Task objective: Select and copy out every line in the records containing "dodatkowo".

Material supplied:
-- BEGIN --

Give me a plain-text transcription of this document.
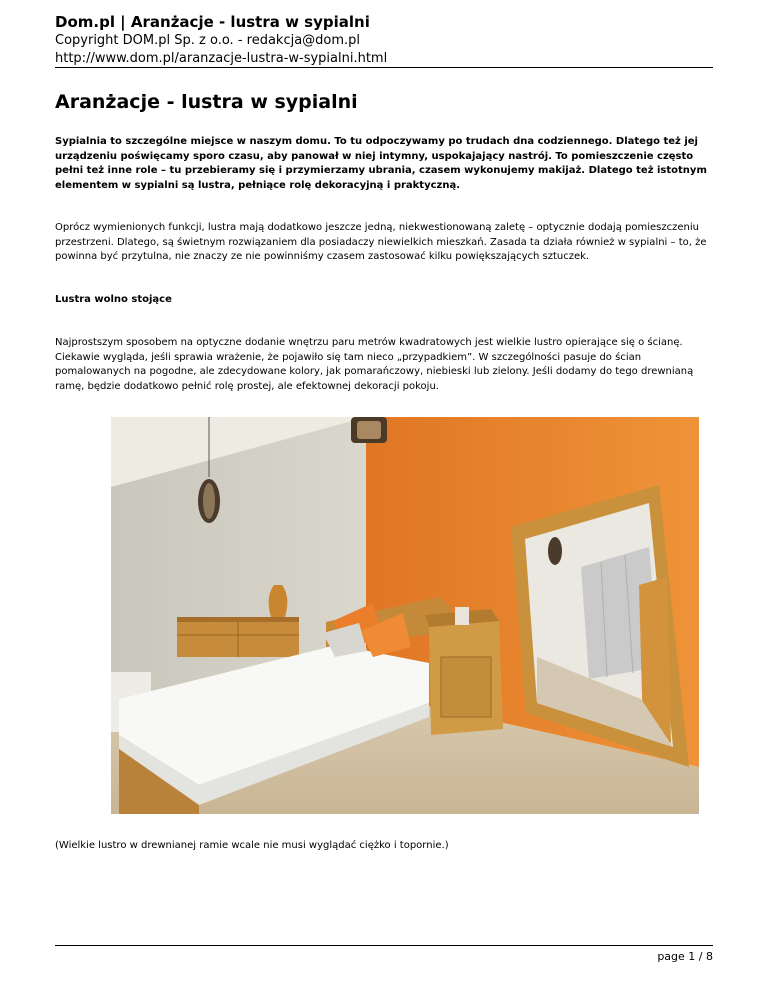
Dom.pl | Aranżacje - lustra w sypialni
Copyright DOM.pl Sp. z o.o. - redakcja@dom.pl
http://www.dom.pl/aranzacje-lustra-w-sypialni.html
Aranżacje - lustra w sypialni

Sypialnia to szczególne miejsce w naszym domu. To tu odpoczywamy po trudach dna codziennego. Dlatego też jej urządzeniu poświęcamy sporo czasu, aby panował w niej intymny, uspokajający nastrój. To pomieszczenie często pełni też inne role – tu przebieramy się i przymierzamy ubrania, czasem wykonujemy makijaż. Dlatego też istotnym elementem w sypialni są lustra, pełniące rolę dekoracyjną i praktyczną.

Oprócz wymienionych funkcji, lustra mają dodatkowo jeszcze jedną, niekwestionowaną zaletę – optycznie dodają pomieszczeniu przestrzeni. Dlatego, są świetnym rozwiązaniem dla posiadaczy niewielkich mieszkań. Zasada ta działa również w sypialni – to, że powinna być przytulna, nie znaczy ze nie powinniśmy czasem zastosować kilku powiększających sztuczek.

Lustra wolno stojące

Najprostszym sposobem na optyczne dodanie wnętrzu paru metrów kwadratowych jest wielkie lustro opierające się o ścianę. Ciekawie wygląda, jeśli sprawia wrażenie, że pojawiło się tam nieco „przypadkiem”. W szczególności pasuje do ścian pomalowanych na pogodne, ale zdecydowane kolory, jak pomarańczowy, niebieski lub zielony. Jeśli dodamy do tego drewnianą ramę, będzie dodatkowo pełnić rolę prostej, ale efektownej dekoracji pokoju.

(Wielkie lustro w drewnianej ramie wcale nie musi wyglądać ciężko i topornie.)

page 1 / 8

-- END --

Task output:
Oprócz wymienionych funkcji, lustra mają dodatkowo jeszcze jedną, niekwestionowaną zaletę – optycznie dodają pomieszczeniu przestrzeni. Dlatego, są świetnym rozwiązaniem dla posiadaczy niewielkich mieszkań. Zasada ta działa również w sypialni – to, że powinna być przytulna, nie znaczy ze nie powinniśmy czasem zastosować kilku powiększających sztuczek.
Najprostszym sposobem na optyczne dodanie wnętrzu paru metrów kwadratowych jest wielkie lustro opierające się o ścianę. Ciekawie wygląda, jeśli sprawia wrażenie, że pojawiło się tam nieco „przypadkiem”. W szczególności pasuje do ścian pomalowanych na pogodne, ale zdecydowane kolory, jak pomarańczowy, niebieski lub zielony. Jeśli dodamy do tego drewnianą ramę, będzie dodatkowo pełnić rolę prostej, ale efektownej dekoracji pokoju.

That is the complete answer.